>>>>
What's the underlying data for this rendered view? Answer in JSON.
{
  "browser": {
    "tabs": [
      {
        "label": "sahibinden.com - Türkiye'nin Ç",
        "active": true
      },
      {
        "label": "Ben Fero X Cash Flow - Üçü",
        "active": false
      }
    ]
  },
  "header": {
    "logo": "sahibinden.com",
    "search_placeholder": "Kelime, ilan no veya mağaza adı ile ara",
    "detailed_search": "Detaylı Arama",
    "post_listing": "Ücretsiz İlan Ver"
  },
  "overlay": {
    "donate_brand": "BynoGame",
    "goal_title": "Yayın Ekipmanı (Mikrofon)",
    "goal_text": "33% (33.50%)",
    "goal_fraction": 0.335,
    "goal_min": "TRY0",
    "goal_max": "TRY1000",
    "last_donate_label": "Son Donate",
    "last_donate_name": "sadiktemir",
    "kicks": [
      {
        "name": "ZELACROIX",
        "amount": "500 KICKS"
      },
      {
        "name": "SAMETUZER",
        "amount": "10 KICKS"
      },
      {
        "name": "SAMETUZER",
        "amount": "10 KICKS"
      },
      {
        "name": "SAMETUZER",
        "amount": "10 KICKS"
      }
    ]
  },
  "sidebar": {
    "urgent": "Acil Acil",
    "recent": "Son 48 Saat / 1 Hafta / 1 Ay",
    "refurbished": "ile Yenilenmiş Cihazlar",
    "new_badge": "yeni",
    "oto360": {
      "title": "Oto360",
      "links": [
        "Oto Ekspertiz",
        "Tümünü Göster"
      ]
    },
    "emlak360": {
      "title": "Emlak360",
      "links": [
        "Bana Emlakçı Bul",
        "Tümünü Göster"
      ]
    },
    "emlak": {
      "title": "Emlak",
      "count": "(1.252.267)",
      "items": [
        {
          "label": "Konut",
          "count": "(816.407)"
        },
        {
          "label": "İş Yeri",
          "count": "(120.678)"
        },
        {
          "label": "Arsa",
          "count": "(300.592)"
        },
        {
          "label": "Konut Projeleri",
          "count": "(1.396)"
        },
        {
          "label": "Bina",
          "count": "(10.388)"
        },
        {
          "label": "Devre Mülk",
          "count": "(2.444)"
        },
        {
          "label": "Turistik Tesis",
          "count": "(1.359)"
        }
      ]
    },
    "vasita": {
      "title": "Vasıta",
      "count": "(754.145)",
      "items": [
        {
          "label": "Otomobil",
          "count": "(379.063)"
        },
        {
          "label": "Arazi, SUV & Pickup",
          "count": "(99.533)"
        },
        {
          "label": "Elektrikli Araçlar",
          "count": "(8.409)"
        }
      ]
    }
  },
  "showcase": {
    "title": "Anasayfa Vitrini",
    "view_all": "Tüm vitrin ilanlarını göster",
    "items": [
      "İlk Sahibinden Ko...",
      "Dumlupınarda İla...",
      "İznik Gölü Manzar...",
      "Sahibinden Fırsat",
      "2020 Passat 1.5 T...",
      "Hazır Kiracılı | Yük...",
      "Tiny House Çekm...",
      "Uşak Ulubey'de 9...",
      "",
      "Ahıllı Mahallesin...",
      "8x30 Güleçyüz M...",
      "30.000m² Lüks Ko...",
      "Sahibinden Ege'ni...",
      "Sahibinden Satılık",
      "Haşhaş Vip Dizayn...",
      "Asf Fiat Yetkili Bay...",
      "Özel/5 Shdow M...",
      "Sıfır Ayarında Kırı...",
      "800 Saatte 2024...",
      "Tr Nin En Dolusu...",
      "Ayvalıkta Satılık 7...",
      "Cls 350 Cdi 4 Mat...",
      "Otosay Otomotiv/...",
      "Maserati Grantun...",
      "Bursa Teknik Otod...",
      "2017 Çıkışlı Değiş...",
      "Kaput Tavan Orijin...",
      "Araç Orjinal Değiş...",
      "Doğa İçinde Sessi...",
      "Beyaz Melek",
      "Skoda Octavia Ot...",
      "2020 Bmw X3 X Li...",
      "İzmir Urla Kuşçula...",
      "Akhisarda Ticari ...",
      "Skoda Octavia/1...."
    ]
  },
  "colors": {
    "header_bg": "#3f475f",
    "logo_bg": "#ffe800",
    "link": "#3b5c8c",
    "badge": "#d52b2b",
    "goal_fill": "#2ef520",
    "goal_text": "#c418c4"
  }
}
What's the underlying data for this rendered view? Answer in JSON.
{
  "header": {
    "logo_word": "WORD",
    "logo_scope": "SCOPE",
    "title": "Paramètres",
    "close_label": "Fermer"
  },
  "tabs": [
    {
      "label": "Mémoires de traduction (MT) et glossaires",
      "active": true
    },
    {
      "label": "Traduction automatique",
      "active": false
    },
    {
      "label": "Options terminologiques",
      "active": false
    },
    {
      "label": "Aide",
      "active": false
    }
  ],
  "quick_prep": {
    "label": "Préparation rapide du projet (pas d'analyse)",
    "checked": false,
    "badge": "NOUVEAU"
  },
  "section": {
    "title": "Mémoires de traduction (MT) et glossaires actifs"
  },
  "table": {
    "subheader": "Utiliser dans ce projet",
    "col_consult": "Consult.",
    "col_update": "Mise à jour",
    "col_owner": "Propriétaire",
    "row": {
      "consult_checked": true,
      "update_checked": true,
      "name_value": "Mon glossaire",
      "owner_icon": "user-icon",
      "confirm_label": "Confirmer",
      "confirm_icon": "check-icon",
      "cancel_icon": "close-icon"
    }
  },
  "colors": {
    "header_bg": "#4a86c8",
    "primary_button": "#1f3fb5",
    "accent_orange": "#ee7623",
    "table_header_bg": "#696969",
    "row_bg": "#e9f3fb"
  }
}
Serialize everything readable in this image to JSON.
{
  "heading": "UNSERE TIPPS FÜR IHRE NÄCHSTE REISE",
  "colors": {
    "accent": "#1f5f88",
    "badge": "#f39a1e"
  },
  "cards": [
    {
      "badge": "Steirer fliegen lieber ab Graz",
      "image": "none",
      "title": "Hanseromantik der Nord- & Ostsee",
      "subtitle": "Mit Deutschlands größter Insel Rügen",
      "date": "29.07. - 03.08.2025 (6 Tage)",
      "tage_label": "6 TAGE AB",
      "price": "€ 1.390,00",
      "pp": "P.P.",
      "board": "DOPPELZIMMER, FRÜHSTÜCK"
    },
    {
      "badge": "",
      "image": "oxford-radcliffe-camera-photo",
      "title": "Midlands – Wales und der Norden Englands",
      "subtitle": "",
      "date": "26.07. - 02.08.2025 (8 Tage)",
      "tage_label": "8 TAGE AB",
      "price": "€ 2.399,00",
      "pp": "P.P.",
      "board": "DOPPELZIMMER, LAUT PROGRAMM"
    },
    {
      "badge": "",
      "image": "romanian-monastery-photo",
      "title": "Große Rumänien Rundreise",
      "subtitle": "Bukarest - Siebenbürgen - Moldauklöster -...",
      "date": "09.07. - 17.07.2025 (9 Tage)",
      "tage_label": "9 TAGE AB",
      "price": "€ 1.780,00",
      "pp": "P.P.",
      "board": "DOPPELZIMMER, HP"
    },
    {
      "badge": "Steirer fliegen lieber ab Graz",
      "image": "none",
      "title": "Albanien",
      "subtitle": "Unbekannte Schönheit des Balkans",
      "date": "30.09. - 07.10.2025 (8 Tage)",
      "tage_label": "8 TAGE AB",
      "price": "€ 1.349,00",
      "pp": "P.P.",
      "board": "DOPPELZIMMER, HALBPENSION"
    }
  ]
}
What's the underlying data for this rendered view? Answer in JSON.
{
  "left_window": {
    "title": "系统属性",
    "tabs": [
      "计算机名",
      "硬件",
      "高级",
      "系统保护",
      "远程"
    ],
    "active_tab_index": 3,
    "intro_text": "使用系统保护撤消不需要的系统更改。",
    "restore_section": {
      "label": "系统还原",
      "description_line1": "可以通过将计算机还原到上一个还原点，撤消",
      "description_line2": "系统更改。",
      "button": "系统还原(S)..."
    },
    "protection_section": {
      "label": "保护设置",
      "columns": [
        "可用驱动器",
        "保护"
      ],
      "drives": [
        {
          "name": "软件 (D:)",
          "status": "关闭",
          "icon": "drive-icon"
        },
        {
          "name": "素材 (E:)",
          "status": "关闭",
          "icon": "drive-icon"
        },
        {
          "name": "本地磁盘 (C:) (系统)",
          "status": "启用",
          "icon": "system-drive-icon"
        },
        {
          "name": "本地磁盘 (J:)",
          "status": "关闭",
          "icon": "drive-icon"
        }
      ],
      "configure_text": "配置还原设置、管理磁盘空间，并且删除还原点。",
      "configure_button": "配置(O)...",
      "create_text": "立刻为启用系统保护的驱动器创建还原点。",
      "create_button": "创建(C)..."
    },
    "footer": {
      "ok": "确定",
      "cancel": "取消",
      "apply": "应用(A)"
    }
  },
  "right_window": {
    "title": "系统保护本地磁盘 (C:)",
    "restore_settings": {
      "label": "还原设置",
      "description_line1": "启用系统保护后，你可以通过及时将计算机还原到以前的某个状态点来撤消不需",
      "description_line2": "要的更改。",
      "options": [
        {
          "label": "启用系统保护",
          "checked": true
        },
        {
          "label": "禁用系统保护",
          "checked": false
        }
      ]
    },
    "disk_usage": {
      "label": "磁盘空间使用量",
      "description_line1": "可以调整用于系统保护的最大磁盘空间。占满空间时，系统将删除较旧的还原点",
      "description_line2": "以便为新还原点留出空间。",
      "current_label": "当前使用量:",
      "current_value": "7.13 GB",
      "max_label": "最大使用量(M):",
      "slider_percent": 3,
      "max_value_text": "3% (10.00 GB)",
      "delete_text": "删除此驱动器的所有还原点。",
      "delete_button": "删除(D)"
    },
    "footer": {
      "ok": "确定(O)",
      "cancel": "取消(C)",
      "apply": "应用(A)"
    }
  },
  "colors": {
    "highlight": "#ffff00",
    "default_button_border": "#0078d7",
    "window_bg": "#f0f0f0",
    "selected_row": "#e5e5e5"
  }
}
<<<<
**Given instruction**
From the records above, pull out every line containing the word "true".

**Solution to this exercise**
        "active": true
      "active": true
      "consult_checked": true,
      "update_checked": true,
          "checked": true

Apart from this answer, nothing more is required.